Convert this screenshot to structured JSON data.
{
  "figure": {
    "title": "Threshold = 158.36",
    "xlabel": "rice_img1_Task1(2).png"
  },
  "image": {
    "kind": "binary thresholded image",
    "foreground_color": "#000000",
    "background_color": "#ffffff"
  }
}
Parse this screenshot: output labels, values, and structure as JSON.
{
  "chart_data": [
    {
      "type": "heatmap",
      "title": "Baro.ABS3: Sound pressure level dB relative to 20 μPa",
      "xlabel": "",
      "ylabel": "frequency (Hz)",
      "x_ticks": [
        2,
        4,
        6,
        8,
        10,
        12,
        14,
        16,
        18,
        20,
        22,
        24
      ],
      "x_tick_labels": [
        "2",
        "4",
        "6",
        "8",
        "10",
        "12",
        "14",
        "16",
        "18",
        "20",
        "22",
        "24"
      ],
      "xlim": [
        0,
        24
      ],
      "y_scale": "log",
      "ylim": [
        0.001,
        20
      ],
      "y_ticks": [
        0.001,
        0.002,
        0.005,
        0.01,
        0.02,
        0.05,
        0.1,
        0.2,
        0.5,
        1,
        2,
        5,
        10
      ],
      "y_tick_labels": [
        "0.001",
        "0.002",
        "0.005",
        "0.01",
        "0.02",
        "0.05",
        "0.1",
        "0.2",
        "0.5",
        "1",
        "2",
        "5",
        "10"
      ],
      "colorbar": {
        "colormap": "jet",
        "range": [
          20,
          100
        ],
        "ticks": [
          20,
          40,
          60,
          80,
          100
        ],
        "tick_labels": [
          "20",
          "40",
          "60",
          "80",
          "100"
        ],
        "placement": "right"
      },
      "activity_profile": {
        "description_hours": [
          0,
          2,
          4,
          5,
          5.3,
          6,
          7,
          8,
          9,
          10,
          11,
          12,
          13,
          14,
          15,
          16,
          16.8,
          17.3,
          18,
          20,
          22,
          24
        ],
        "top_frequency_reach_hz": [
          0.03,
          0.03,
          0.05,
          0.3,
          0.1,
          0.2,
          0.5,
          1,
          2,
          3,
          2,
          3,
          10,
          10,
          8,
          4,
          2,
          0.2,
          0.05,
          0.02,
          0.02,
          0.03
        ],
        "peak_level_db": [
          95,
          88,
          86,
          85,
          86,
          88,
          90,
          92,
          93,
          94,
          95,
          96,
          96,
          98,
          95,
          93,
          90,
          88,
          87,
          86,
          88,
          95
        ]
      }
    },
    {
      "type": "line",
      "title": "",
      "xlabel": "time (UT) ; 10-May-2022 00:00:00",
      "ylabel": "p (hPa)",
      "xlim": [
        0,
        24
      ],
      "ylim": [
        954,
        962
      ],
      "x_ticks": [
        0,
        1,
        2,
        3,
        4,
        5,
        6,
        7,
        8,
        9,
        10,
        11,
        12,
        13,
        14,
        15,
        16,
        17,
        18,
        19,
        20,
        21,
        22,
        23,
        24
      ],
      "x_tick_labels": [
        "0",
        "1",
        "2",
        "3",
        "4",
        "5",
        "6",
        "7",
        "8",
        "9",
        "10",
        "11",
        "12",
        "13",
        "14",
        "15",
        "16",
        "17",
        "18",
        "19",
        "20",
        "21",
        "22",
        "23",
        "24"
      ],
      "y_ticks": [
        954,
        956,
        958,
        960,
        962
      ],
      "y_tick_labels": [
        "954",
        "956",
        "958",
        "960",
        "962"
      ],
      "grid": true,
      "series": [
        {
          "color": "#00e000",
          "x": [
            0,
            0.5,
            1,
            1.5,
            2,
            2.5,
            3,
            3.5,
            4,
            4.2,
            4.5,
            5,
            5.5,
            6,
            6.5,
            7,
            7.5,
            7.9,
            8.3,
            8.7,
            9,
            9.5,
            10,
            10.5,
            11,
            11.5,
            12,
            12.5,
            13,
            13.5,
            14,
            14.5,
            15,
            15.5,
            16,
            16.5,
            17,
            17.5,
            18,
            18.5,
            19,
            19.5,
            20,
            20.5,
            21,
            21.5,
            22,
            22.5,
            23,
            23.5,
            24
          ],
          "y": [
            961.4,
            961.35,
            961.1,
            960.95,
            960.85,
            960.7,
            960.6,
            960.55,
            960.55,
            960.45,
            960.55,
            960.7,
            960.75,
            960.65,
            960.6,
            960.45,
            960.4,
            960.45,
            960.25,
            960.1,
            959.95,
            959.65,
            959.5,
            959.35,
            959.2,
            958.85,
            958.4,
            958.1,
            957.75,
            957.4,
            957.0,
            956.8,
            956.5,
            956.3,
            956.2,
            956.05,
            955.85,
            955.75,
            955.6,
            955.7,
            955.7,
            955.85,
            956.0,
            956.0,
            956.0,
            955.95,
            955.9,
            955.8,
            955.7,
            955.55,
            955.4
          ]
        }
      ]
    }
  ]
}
+---+
> **TASK BRIEF**: Exactly reproduce every record.

> **FINISHED TASK**:
Convert this screenshot to structured JSON data.
{
  "figure": {
    "title": "Threshold = 158.36",
    "xlabel": "rice_img1_Task1(2).png"
  },
  "image": {
    "kind": "binary thresholded image",
    "foreground_color": "#000000",
    "background_color": "#ffffff"
  }
}
Parse this screenshot: output labels, values, and structure as JSON.
{
  "chart_data": [
    {
      "type": "heatmap",
      "title": "Baro.ABS3: Sound pressure level dB relative to 20 μPa",
      "xlabel": "",
      "ylabel": "frequency (Hz)",
      "x_ticks": [
        2,
        4,
        6,
        8,
        10,
        12,
        14,
        16,
        18,
        20,
        22,
        24
      ],
      "x_tick_labels": [
        "2",
        "4",
        "6",
        "8",
        "10",
        "12",
        "14",
        "16",
        "18",
        "20",
        "22",
        "24"
      ],
      "xlim": [
        0,
        24
      ],
      "y_scale": "log",
      "ylim": [
        0.001,
        20
      ],
      "y_ticks": [
        0.001,
        0.002,
        0.005,
        0.01,
        0.02,
        0.05,
        0.1,
        0.2,
        0.5,
        1,
        2,
        5,
        10
      ],
      "y_tick_labels": [
        "0.001",
        "0.002",
        "0.005",
        "0.01",
        "0.02",
        "0.05",
        "0.1",
        "0.2",
        "0.5",
        "1",
        "2",
        "5",
        "10"
      ],
      "colorbar": {
        "colormap": "jet",
        "range": [
          20,
          100
        ],
        "ticks": [
          20,
          40,
          60,
          80,
          100
        ],
        "tick_labels": [
          "20",
          "40",
          "60",
          "80",
          "100"
        ],
        "placement": "right"
      },
      "activity_profile": {
        "description_hours": [
          0,
          2,
          4,
          5,
          5.3,
          6,
          7,
          8,
          9,
          10,
          11,
          12,
          13,
          14,
          15,
          16,
          16.8,
          17.3,
          18,
          20,
          22,
          24
        ],
        "top_frequency_reach_hz": [
          0.03,
          0.03,
          0.05,
          0.3,
          0.1,
          0.2,
          0.5,
          1,
          2,
          3,
          2,
          3,
          10,
          10,
          8,
          4,
          2,
          0.2,
          0.05,
          0.02,
          0.02,
          0.03
        ],
        "peak_level_db": [
          95,
          88,
          86,
          85,
          86,
          88,
          90,
          92,
          93,
          94,
          95,
          96,
          96,
          98,
          95,
          93,
          90,
          88,
          87,
          86,
          88,
          95
        ]
      }
    },
    {
      "type": "line",
      "title": "",
      "xlabel": "time (UT) ; 10-May-2022 00:00:00",
      "ylabel": "p (hPa)",
      "xlim": [
        0,
        24
      ],
      "ylim": [
        954,
        962
      ],
      "x_ticks": [
        0,
        1,
        2,
        3,
        4,
        5,
        6,
        7,
        8,
        9,
        10,
        11,
        12,
        13,
        14,
        15,
        16,
        17,
        18,
        19,
        20,
        21,
        22,
        23,
        24
      ],
      "x_tick_labels": [
        "0",
        "1",
        "2",
        "3",
        "4",
        "5",
        "6",
        "7",
        "8",
        "9",
        "10",
        "11",
        "12",
        "13",
        "14",
        "15",
        "16",
        "17",
        "18",
        "19",
        "20",
        "21",
        "22",
        "23",
        "24"
      ],
      "y_ticks": [
        954,
        956,
        958,
        960,
        962
      ],
      "y_tick_labels": [
        "954",
        "956",
        "958",
        "960",
        "962"
      ],
      "grid": true,
      "series": [
        {
          "color": "#00e000",
          "x": [
            0,
            0.5,
            1,
            1.5,
            2,
            2.5,
            3,
            3.5,
            4,
            4.2,
            4.5,
            5,
            5.5,
            6,
            6.5,
            7,
            7.5,
            7.9,
            8.3,
            8.7,
            9,
            9.5,
            10,
            10.5,
            11,
            11.5,
            12,
            12.5,
            13,
            13.5,
            14,
            14.5,
            15,
            15.5,
            16,
            16.5,
            17,
            17.5,
            18,
            18.5,
            19,
            19.5,
            20,
            20.5,
            21,
            21.5,
            22,
            22.5,
            23,
            23.5,
            24
          ],
          "y": [
            961.4,
            961.35,
            961.1,
            960.95,
            960.85,
            960.7,
            960.6,
            960.55,
            960.55,
            960.45,
            960.55,
            960.7,
            960.75,
            960.65,
            960.6,
            960.45,
            960.4,
            960.45,
            960.25,
            960.1,
            959.95,
            959.65,
            959.5,
            959.35,
            959.2,
            958.85,
            958.4,
            958.1,
            957.75,
            957.4,
            957.0,
            956.8,
            956.5,
            956.3,
            956.2,
            956.05,
            955.85,
            955.75,
            955.6,
            955.7,
            955.7,
            955.85,
            956.0,
            956.0,
            956.0,
            955.95,
            955.9,
            955.8,
            955.7,
            955.55,
            955.4
          ]
        }
      ]
    }
  ]
}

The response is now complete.